Task instructions: Transcribe the data that follows precisely, omitting nothing.

Dataset content:
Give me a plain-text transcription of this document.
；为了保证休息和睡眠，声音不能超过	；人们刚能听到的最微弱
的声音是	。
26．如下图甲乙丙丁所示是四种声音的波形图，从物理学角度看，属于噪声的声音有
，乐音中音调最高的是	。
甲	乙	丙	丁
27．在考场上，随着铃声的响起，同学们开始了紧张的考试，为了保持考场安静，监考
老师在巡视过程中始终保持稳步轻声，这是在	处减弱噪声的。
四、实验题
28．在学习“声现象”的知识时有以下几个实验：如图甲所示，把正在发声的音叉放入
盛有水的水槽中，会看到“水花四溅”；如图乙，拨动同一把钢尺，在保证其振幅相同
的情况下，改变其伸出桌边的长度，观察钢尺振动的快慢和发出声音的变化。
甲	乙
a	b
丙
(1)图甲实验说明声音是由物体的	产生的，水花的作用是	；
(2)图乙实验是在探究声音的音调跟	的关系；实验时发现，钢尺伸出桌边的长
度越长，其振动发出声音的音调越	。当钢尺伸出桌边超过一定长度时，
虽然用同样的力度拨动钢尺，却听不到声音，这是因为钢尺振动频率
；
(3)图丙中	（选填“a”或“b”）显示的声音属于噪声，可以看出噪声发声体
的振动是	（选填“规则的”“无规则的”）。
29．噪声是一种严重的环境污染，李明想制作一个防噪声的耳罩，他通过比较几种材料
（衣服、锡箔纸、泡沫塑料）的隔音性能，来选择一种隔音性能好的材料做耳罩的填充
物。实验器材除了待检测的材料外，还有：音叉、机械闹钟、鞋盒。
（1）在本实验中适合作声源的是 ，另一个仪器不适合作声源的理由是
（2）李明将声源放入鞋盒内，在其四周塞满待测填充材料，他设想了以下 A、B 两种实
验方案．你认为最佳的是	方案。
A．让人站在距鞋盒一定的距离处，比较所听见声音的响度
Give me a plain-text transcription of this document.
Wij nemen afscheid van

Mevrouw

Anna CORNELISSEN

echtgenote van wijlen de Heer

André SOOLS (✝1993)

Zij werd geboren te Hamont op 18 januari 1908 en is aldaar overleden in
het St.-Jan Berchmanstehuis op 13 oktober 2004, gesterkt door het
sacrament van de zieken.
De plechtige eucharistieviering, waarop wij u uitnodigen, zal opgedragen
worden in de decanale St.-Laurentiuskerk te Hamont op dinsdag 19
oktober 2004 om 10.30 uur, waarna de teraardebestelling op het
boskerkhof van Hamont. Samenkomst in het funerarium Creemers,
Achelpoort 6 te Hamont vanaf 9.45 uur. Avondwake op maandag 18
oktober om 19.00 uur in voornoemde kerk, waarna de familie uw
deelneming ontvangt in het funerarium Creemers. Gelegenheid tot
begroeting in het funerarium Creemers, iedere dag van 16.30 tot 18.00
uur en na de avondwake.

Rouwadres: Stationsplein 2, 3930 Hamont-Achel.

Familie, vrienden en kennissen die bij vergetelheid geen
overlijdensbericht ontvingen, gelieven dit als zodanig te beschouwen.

Solution:
Give me a plain-text transcription of this document.
；为了保证休息和睡眠，声音不能超过	；人们刚能听到的最微弱
的声音是	。
26．如下图甲乙丙丁所示是四种声音的波形图，从物理学角度看，属于噪声的声音有
，乐音中音调最高的是	。
甲	乙	丙	丁
27．在考场上，随着铃声的响起，同学们开始了紧张的考试，为了保持考场安静，监考
老师在巡视过程中始终保持稳步轻声，这是在	处减弱噪声的。
四、实验题
28．在学习“声现象”的知识时有以下几个实验：如图甲所示，把正在发声的音叉放入
盛有水的水槽中，会看到“水花四溅”；如图乙，拨动同一把钢尺，在保证其振幅相同
的情况下，改变其伸出桌边的长度，观察钢尺振动的快慢和发出声音的变化。
甲	乙
a	b
丙
(1)图甲实验说明声音是由物体的	产生的，水花的作用是	；
(2)图乙实验是在探究声音的音调跟	的关系；实验时发现，钢尺伸出桌边的长
度越长，其振动发出声音的音调越	。当钢尺伸出桌边超过一定长度时，
虽然用同样的力度拨动钢尺，却听不到声音，这是因为钢尺振动频率
；
(3)图丙中	（选填“a”或“b”）显示的声音属于噪声，可以看出噪声发声体
的振动是	（选填“规则的”“无规则的”）。
29．噪声是一种严重的环境污染，李明想制作一个防噪声的耳罩，他通过比较几种材料
（衣服、锡箔纸、泡沫塑料）的隔音性能，来选择一种隔音性能好的材料做耳罩的填充
物。实验器材除了待检测的材料外，还有：音叉、机械闹钟、鞋盒。
（1）在本实验中适合作声源的是 ，另一个仪器不适合作声源的理由是
（2）李明将声源放入鞋盒内，在其四周塞满待测填充材料，他设想了以下 A、B 两种实
验方案．你认为最佳的是	方案。
A．让人站在距鞋盒一定的距离处，比较所听见声音的响度
Give me a plain-text transcription of this document.
Wij nemen afscheid van

Mevrouw

Anna CORNELISSEN

echtgenote van wijlen de Heer

André SOOLS (✝1993)

Zij werd geboren te Hamont op 18 januari 1908 en is aldaar overleden in
het St.-Jan Berchmanstehuis op 13 oktober 2004, gesterkt door het
sacrament van de zieken.
De plechtige eucharistieviering, waarop wij u uitnodigen, zal opgedragen
worden in de decanale St.-Laurentiuskerk te Hamont op dinsdag 19
oktober 2004 om 10.30 uur, waarna de teraardebestelling op het
boskerkhof van Hamont. Samenkomst in het funerarium Creemers,
Achelpoort 6 te Hamont vanaf 9.45 uur. Avondwake op maandag 18
oktober om 19.00 uur in voornoemde kerk, waarna de familie uw
deelneming ontvangt in het funerarium Creemers. Gelegenheid tot
begroeting in het funerarium Creemers, iedere dag van 16.30 tot 18.00
uur en na de avondwake.

Rouwadres: Stationsplein 2, 3930 Hamont-Achel.

Familie, vrienden en kennissen die bij vergetelheid geen
overlijdensbericht ontvingen, gelieven dit als zodanig te beschouwen.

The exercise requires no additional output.